> DIRECTIONS FOR THIS TASK
Tally the lines in the records underneath that contain the string "type", and state the figure by itself.

(Stored records)
»»
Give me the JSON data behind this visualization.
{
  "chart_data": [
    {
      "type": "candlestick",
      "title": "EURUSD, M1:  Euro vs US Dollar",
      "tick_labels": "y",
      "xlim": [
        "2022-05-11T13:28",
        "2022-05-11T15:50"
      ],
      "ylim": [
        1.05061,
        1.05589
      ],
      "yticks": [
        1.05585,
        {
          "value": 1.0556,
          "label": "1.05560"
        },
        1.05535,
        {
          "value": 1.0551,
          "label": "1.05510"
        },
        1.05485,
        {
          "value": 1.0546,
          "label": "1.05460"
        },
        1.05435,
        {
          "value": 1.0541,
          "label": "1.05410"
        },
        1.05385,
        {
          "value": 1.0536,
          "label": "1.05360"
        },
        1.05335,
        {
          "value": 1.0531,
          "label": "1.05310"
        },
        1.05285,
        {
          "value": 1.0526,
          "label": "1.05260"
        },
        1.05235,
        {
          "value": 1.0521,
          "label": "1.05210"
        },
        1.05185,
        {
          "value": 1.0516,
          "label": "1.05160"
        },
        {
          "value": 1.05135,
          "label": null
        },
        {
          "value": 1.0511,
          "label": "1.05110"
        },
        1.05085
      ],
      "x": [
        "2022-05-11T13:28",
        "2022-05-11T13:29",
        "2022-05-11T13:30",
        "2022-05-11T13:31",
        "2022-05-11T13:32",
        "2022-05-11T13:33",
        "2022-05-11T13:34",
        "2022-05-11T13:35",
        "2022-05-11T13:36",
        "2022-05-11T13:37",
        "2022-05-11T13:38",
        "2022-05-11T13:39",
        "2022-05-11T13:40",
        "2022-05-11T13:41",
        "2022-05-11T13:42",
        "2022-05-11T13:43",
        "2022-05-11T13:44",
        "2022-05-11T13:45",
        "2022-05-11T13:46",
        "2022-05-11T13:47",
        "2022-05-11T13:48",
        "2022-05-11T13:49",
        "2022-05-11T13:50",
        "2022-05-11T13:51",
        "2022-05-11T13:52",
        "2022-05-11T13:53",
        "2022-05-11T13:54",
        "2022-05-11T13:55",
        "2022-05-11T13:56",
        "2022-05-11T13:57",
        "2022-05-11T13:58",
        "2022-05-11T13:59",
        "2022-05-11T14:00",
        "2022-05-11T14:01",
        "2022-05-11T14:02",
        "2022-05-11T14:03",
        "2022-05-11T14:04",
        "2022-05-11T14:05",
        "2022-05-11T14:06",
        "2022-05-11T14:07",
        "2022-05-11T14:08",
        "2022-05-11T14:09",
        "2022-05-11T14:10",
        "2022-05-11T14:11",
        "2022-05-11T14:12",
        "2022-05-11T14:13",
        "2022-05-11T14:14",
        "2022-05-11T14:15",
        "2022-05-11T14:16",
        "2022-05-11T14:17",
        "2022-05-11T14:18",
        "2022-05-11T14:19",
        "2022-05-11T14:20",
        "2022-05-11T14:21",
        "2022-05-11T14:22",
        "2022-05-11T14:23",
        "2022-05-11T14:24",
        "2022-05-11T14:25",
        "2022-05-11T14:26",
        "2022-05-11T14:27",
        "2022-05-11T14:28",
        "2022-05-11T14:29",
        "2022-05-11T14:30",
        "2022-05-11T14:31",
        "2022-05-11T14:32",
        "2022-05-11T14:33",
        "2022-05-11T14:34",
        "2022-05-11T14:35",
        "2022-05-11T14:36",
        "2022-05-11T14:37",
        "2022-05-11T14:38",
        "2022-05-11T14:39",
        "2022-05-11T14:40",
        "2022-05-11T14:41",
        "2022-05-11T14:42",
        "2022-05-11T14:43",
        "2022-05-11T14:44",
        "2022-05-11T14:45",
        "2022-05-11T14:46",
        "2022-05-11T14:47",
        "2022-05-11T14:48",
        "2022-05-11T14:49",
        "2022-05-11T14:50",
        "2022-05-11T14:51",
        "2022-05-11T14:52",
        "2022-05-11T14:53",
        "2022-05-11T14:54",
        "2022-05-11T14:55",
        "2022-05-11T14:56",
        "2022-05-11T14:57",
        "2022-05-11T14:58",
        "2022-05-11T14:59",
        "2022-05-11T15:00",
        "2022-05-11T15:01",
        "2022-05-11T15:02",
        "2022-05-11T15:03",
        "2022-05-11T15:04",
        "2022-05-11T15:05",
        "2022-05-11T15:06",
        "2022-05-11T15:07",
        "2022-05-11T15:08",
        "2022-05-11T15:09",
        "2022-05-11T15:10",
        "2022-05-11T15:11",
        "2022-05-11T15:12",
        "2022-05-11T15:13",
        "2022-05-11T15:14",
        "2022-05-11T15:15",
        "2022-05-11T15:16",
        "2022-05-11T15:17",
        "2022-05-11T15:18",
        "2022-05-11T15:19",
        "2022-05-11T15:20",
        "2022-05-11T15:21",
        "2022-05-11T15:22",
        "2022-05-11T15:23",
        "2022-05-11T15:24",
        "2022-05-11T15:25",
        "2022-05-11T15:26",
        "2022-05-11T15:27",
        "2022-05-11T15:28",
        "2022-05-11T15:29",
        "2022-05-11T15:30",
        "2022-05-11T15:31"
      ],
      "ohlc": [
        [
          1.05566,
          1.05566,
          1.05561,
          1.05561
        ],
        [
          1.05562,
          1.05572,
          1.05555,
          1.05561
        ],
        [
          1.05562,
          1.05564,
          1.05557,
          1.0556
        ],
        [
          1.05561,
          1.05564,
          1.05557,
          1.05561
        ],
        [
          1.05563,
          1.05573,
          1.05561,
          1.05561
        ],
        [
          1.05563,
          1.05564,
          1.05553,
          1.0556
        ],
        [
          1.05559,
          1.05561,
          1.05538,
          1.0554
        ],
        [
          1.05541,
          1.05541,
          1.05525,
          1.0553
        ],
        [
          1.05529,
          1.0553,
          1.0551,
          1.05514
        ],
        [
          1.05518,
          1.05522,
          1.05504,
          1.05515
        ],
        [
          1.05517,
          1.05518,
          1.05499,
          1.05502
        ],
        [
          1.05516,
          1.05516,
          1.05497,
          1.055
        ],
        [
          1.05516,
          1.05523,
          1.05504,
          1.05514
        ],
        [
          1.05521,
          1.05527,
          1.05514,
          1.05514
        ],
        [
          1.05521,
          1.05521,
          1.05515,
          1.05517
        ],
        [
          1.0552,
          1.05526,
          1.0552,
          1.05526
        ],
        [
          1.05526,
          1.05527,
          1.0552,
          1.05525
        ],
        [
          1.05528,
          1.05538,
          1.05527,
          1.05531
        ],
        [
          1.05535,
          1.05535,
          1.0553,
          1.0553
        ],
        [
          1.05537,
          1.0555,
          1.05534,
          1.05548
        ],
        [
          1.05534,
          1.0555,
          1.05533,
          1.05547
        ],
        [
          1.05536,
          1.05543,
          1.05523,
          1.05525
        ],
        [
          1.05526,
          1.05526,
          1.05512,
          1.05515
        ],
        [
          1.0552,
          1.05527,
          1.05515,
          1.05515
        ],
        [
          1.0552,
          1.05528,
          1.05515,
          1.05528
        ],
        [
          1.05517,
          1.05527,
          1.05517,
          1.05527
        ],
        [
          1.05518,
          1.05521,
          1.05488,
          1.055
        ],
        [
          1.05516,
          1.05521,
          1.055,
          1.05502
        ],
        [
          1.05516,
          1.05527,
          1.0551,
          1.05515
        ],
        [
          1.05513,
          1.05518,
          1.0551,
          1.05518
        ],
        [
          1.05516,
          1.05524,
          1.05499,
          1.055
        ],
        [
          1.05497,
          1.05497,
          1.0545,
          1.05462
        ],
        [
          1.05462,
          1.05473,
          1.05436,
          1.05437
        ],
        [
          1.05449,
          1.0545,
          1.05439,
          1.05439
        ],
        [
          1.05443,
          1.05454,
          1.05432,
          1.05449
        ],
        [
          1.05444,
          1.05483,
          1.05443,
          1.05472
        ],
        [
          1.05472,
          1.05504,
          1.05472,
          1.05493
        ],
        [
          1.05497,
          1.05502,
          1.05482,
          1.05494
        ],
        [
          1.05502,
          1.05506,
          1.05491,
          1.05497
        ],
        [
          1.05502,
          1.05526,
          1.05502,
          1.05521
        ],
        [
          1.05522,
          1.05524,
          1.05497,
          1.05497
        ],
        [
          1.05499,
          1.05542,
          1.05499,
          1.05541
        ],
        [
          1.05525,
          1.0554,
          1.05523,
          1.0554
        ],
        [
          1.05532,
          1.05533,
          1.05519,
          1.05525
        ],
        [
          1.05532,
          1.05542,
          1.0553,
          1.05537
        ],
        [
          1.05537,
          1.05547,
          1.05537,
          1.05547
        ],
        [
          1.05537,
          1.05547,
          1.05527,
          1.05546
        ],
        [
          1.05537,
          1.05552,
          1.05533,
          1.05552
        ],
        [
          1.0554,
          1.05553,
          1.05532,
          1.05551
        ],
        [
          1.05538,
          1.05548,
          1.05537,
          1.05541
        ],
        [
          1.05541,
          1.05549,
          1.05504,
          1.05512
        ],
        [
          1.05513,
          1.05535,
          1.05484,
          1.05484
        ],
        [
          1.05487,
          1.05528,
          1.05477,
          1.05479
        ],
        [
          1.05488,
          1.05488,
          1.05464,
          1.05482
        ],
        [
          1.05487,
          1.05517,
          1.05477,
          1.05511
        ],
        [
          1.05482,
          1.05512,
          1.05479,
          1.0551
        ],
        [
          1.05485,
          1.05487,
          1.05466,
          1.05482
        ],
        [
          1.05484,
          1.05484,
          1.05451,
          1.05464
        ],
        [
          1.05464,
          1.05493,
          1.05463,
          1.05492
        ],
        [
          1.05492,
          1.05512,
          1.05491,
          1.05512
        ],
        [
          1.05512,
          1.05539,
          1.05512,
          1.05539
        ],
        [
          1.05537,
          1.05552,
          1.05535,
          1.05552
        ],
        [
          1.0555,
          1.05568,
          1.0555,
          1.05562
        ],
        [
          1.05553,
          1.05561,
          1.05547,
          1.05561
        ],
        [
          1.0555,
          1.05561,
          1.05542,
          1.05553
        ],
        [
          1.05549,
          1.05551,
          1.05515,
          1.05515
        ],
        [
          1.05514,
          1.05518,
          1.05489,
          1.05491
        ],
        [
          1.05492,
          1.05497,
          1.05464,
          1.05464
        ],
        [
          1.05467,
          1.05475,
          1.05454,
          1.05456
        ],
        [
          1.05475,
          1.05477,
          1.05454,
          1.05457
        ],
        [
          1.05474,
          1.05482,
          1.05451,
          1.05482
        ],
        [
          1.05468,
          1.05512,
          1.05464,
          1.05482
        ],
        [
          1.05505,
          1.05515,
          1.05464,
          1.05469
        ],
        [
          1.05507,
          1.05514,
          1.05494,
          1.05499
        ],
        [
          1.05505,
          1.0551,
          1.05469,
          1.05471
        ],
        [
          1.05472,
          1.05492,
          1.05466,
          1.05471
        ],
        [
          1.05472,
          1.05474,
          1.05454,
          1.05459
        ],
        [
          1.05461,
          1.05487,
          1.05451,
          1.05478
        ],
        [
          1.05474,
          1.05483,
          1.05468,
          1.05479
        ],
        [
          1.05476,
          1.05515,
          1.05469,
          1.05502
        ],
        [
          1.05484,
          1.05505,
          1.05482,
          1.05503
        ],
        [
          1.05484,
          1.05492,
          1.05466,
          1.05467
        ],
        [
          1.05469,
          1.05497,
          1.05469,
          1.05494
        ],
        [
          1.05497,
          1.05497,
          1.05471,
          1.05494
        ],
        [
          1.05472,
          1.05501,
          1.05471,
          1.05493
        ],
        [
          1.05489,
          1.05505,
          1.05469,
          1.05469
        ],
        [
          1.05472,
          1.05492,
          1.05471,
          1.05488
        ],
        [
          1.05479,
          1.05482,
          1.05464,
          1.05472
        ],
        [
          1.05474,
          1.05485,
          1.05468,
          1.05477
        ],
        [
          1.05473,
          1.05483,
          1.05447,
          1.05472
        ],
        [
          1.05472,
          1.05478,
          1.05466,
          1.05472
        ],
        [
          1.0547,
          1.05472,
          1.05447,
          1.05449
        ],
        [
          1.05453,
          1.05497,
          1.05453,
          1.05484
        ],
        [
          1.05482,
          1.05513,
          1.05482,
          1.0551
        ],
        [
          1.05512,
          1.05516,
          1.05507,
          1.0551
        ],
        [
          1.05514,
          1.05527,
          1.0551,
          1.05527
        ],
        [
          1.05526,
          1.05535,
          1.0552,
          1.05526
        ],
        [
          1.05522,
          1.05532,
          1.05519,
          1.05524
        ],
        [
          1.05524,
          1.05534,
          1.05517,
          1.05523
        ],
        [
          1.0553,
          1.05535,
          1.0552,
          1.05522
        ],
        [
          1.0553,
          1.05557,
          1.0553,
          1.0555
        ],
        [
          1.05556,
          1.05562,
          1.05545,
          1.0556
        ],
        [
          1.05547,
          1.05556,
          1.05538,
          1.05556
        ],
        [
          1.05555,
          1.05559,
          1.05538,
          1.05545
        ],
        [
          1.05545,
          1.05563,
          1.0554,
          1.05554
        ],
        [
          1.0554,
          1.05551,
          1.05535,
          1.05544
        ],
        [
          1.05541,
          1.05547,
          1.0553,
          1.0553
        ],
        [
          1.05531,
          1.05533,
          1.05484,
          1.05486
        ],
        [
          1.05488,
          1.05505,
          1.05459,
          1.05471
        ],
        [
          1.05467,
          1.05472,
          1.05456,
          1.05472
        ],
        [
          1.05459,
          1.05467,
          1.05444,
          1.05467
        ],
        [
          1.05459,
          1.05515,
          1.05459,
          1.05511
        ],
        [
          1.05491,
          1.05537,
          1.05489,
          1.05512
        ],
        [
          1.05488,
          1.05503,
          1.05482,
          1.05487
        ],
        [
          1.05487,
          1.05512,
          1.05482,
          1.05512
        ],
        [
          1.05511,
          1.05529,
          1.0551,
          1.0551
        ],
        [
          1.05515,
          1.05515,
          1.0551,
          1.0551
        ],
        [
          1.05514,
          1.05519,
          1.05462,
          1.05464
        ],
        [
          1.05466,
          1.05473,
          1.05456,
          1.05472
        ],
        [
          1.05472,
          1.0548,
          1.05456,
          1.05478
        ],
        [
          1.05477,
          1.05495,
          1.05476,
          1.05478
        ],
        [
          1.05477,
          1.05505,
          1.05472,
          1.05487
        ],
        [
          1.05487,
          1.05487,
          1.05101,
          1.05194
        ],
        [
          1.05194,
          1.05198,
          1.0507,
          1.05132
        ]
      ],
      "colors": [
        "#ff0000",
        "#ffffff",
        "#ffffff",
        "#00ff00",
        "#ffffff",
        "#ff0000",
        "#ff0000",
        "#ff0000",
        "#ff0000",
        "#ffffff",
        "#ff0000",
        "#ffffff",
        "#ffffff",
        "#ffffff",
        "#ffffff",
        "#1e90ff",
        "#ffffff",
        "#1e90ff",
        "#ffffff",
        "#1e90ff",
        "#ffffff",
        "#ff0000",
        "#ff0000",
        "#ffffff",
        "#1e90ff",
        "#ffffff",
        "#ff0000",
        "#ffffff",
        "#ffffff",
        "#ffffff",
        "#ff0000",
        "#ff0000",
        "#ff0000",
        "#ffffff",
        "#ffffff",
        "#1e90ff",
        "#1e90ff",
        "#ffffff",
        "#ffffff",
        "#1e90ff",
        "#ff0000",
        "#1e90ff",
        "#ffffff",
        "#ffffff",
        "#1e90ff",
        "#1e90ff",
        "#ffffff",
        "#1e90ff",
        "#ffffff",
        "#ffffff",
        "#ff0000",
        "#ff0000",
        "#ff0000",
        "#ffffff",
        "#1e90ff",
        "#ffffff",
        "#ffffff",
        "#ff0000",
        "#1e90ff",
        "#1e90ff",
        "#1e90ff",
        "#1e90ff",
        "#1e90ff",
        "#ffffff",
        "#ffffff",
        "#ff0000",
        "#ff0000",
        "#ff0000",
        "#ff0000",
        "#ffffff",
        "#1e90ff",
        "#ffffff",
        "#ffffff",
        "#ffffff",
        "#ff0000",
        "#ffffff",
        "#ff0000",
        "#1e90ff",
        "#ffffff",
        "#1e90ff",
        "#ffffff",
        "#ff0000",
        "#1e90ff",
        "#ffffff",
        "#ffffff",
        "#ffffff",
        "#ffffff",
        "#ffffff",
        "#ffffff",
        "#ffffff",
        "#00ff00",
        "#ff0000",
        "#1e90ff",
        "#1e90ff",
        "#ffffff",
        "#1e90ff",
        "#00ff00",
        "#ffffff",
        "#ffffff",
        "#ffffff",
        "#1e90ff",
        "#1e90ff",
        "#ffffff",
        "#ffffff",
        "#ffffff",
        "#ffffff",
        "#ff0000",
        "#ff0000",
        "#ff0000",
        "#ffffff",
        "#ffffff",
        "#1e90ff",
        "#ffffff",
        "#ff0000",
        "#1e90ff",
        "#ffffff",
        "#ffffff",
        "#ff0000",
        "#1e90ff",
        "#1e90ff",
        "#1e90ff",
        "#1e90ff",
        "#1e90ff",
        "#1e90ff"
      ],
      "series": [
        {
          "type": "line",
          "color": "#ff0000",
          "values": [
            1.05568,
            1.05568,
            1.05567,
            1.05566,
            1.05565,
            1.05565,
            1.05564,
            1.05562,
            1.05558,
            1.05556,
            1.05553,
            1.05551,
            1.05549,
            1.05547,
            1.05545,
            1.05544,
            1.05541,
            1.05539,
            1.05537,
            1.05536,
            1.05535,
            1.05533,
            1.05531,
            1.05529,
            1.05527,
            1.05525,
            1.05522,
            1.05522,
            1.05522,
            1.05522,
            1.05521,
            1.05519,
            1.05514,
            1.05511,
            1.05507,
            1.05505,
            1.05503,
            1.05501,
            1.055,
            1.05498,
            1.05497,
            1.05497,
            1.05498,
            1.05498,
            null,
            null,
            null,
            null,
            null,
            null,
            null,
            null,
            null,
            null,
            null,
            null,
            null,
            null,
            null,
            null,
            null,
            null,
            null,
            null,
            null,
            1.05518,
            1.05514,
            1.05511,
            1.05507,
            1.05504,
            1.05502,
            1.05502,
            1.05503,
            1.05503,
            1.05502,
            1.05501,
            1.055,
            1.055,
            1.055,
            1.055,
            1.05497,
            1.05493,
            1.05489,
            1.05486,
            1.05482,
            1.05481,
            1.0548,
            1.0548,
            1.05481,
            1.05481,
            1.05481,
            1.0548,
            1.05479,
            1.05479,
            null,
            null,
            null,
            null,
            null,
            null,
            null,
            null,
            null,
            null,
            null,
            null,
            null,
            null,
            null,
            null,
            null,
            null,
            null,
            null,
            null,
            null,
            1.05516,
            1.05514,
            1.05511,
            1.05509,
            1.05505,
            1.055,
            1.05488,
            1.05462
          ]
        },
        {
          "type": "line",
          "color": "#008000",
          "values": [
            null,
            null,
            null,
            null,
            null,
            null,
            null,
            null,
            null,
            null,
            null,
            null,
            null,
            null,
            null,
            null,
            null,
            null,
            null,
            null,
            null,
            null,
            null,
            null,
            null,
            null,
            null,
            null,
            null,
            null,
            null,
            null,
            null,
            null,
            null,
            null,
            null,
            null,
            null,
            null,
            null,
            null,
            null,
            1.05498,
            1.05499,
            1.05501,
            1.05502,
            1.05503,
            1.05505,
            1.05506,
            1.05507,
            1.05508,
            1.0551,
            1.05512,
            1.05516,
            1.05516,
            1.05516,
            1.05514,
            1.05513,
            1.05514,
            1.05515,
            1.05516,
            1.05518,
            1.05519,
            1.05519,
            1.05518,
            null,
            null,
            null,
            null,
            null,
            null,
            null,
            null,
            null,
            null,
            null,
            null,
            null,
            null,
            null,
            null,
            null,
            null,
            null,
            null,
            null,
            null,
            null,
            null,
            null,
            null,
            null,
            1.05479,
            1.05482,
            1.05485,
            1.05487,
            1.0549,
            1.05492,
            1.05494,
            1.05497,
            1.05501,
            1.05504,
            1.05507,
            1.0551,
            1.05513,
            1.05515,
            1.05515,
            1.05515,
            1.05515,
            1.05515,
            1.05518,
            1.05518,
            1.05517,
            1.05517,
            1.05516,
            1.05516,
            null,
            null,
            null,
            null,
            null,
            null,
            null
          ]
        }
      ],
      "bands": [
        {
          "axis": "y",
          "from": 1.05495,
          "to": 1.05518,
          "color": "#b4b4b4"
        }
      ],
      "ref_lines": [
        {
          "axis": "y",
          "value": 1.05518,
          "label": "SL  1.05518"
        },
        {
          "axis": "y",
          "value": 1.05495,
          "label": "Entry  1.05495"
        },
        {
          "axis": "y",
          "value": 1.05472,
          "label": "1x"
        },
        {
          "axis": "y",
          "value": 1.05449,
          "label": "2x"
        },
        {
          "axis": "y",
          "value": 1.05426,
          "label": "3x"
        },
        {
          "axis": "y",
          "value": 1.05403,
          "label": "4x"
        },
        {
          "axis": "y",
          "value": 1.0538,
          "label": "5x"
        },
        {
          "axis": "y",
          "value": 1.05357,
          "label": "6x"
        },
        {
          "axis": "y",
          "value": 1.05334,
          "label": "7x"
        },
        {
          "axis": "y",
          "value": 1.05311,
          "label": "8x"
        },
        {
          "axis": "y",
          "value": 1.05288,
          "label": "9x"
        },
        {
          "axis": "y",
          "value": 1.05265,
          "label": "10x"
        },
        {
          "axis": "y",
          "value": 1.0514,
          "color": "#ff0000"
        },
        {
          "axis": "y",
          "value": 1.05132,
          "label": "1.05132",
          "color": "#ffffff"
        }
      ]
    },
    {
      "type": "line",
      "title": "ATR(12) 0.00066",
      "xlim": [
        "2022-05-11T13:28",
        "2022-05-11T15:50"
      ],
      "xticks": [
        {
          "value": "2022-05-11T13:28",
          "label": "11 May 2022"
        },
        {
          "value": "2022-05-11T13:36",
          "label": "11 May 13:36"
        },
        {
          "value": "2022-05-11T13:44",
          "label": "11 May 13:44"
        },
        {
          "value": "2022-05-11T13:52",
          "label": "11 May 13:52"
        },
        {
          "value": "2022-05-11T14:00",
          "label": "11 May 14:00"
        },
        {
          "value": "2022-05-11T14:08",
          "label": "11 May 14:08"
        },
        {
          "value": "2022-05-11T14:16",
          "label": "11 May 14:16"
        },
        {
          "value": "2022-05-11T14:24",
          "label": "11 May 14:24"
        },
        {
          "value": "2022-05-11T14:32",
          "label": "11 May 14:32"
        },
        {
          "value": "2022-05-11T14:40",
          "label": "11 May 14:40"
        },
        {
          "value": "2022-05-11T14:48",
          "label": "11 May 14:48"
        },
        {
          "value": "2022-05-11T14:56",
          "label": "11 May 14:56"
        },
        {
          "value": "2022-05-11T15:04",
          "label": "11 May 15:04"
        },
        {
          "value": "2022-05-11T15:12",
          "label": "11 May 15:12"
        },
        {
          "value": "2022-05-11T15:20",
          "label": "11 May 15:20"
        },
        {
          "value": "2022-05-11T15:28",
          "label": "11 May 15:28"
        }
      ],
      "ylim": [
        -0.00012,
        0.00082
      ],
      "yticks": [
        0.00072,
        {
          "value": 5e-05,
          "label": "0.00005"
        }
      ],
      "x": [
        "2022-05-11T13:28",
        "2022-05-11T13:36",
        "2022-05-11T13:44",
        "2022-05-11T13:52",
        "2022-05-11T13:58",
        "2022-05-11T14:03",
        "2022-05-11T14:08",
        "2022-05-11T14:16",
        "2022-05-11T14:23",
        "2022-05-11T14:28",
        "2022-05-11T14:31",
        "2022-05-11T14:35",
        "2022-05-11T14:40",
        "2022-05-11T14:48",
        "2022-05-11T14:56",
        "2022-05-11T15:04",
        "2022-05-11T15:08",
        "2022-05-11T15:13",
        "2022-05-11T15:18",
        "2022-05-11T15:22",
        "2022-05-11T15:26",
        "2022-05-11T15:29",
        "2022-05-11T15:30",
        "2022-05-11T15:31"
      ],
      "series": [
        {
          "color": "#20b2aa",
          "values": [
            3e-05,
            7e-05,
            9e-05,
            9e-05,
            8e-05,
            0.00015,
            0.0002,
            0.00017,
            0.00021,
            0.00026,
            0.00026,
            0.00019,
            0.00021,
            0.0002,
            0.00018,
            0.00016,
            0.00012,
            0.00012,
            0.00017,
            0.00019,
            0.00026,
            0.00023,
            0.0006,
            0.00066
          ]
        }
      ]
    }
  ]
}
««
> RESULT FOR THIS EXERCISE
4